L’amour des lois règne-t-il aussi dans les caravanes?
Défécations en public tolérées près d’une école pendant six mois, fourgon de police incendié, rivière polluée, infractions et incivilités innombrables, accords non respectés: qui a oublié les scènes lamentables offertes par les occupations de gens du voyage étrangers en terres vaudoises? Bussigny et le quartier de la Bourdonnette à Lausanne, entre autres, en ont particulièrement souffert.
A l’occasion d’un entretien du mercredi, M. Laurent Curchod, coordinateur et médiateur pour les gens du voyage du Canton de Vaud, est venu brosser un portrait de la situation. Représentant de l’Etat, son rôle est très concret: servir d’intermédiaire entre les communautés nomades et la police à l’arrivée d’une caravane sur le territoire, et surtout trouver, dans l’urgence, des lieux d’établissement temporaire. Il s’agit alors de négocier avec les autorités communales et les propriétaires de terrains privés.
Il est principalement question ici de gens du voyage étrangers, venus de France ou d’Espagne, plutôt que des communautés yéniches suisses, en général de plus petite taille et plus intégrées. Le phénomène est également distinct de la mendicité rom, qui concerne d’autres communautés.

##############################

Pouvez-vous recopier, dans le texte sur les gens du voyage, le passage qui commence à « A l’occasion d’un » et se termine à « de terrains privés. » ?

##############################

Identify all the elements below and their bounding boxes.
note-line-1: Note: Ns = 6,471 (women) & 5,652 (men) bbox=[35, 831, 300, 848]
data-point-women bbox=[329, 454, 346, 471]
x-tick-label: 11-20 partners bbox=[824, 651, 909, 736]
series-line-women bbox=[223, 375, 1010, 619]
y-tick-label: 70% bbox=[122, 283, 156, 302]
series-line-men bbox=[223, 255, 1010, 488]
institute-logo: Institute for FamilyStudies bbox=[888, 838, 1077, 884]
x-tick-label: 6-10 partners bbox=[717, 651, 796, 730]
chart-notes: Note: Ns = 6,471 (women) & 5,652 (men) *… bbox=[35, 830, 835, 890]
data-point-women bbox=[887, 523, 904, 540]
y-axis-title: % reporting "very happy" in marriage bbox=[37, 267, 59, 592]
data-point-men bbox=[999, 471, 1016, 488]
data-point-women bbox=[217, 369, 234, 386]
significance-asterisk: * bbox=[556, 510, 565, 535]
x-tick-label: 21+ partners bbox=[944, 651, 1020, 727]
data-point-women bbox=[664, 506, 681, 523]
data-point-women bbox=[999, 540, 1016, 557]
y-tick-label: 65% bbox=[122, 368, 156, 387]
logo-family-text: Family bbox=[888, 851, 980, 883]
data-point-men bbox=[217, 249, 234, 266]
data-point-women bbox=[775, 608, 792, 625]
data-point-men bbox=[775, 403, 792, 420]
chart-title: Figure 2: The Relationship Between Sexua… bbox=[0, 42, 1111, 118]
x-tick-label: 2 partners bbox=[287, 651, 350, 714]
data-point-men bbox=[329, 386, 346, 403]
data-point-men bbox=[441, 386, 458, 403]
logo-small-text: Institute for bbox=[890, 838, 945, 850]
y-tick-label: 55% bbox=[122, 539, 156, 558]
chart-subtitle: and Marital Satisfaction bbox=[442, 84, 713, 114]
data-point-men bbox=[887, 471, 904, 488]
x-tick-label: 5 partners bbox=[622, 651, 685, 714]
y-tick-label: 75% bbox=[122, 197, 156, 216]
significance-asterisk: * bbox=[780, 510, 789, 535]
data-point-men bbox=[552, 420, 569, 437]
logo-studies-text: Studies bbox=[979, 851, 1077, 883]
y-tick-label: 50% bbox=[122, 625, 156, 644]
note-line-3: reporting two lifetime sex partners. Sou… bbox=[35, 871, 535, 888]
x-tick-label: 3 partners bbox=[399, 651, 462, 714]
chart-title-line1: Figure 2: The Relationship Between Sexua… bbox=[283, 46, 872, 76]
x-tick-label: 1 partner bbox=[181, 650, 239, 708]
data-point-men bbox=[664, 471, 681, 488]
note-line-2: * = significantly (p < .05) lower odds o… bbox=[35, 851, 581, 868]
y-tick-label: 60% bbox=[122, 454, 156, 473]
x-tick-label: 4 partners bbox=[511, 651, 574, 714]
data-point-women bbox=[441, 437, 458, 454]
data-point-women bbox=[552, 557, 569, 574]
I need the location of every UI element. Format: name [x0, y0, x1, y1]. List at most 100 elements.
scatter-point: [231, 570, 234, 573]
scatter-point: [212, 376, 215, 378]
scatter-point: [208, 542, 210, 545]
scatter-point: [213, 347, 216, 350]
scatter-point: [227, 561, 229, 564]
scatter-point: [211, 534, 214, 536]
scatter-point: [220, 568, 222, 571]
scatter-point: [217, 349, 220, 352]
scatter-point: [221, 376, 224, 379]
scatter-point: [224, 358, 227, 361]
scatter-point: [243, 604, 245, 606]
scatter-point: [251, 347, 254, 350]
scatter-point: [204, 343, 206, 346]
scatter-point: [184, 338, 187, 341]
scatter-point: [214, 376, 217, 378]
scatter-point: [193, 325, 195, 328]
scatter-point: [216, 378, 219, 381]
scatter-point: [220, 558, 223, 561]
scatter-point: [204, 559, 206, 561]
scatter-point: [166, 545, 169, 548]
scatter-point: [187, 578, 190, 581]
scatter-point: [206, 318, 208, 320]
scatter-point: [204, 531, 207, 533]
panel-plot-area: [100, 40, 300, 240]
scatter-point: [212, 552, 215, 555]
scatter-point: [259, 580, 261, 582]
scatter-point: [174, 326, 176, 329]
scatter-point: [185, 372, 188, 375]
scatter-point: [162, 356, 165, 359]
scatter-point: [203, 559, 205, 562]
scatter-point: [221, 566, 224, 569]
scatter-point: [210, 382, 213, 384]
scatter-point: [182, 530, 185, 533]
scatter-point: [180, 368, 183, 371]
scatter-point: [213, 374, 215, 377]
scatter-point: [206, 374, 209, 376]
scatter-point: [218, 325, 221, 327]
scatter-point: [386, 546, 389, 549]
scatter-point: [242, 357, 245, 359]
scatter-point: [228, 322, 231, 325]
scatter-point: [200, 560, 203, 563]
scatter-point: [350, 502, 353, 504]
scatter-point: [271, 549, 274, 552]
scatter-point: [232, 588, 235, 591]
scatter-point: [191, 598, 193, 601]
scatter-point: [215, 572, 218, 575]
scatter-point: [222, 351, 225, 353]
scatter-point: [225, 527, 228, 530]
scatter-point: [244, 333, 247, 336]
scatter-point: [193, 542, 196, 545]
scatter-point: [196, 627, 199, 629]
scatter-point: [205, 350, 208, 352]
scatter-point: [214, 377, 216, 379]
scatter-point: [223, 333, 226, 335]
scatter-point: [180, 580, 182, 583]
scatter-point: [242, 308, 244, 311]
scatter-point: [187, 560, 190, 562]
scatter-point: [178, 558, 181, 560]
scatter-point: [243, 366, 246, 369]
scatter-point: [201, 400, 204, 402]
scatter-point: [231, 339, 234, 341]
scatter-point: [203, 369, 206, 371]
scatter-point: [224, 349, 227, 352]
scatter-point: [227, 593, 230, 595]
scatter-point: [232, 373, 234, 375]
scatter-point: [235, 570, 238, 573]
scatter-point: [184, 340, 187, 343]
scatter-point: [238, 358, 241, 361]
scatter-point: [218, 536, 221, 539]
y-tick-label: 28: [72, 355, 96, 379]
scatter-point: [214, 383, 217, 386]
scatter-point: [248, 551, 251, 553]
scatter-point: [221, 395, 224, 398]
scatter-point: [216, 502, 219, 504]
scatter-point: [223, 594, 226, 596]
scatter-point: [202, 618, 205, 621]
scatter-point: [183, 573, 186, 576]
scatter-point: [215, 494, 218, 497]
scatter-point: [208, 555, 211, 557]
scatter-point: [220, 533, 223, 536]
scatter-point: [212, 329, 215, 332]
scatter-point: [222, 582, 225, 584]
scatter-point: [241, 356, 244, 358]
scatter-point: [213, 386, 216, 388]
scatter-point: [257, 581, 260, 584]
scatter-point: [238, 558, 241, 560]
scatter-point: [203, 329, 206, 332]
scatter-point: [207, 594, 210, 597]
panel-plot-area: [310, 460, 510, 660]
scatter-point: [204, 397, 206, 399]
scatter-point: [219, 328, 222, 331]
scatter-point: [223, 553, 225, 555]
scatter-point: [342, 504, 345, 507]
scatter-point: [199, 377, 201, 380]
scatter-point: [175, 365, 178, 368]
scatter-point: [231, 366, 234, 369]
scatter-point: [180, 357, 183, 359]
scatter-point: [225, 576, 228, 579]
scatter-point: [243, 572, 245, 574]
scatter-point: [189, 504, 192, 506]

##############################

Bonne réponse:
A l’occasion d’un entretien du mercredi, M. Laurent Curchod, coordinateur et médiateur pour les gens du voyage du Canton de Vaud, est venu brosser un portrait de la situation. Représentant de l’Etat, son rôle est très concret: servir d’intermédiaire entre les communautés nomades et la police à l’arrivée d’une caravane sur le territoire, et surtout trouver, dans l’urgence, des lieux d’établissement temporaire. Il s’agit alors de négocier avec les autorités communales et les propriétaires de terrains privés.